— begin Supplied data —

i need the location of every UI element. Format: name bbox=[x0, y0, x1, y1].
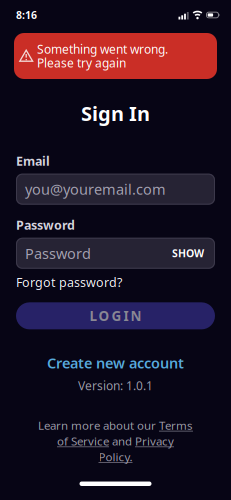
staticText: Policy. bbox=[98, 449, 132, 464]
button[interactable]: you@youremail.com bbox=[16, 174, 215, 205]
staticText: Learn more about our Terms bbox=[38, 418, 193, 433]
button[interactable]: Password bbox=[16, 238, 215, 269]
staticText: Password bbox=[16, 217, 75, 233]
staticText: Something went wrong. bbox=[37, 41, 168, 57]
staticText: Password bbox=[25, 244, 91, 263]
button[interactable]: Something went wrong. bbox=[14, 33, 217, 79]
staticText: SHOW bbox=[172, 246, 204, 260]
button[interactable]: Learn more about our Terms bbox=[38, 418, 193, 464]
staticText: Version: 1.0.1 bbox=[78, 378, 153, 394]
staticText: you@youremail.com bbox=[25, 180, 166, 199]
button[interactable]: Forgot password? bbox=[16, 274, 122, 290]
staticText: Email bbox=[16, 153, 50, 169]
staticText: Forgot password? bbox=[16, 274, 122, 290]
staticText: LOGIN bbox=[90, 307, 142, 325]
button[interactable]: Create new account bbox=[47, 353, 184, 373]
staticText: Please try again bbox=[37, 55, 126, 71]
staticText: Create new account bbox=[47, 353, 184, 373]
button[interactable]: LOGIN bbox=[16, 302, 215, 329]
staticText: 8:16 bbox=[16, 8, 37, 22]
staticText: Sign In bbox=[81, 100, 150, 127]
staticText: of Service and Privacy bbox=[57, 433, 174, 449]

— end Supplied data —

#### [What is required]
Return the material above line for line without any changes, and omit the picture.

#### [Right answer]
i need the location of every UI element. Format: name bbox=[x0, y0, x1, y1].
staticText: Policy. bbox=[98, 449, 132, 464]
button[interactable]: you@youremail.com bbox=[16, 174, 215, 205]
staticText: Learn more about our Terms bbox=[38, 418, 193, 433]
button[interactable]: Password bbox=[16, 238, 215, 269]
staticText: Password bbox=[16, 217, 75, 233]
staticText: Something went wrong. bbox=[37, 41, 168, 57]
staticText: Password bbox=[25, 244, 91, 263]
button[interactable]: Something went wrong. bbox=[14, 33, 217, 79]
staticText: SHOW bbox=[172, 246, 204, 260]
button[interactable]: Learn more about our Terms bbox=[38, 418, 193, 464]
staticText: Version: 1.0.1 bbox=[78, 378, 153, 394]
staticText: you@youremail.com bbox=[25, 180, 166, 199]
button[interactable]: Forgot password? bbox=[16, 274, 122, 290]
staticText: Email bbox=[16, 153, 50, 169]
staticText: Forgot password? bbox=[16, 274, 122, 290]
staticText: LOGIN bbox=[90, 307, 142, 325]
button[interactable]: Create new account bbox=[47, 353, 184, 373]
staticText: Please try again bbox=[37, 55, 126, 71]
staticText: Create new account bbox=[47, 353, 184, 373]
button[interactable]: LOGIN bbox=[16, 302, 215, 329]
staticText: 8:16 bbox=[16, 8, 37, 22]
staticText: Sign In bbox=[81, 100, 150, 127]
staticText: of Service and Privacy bbox=[57, 433, 174, 449]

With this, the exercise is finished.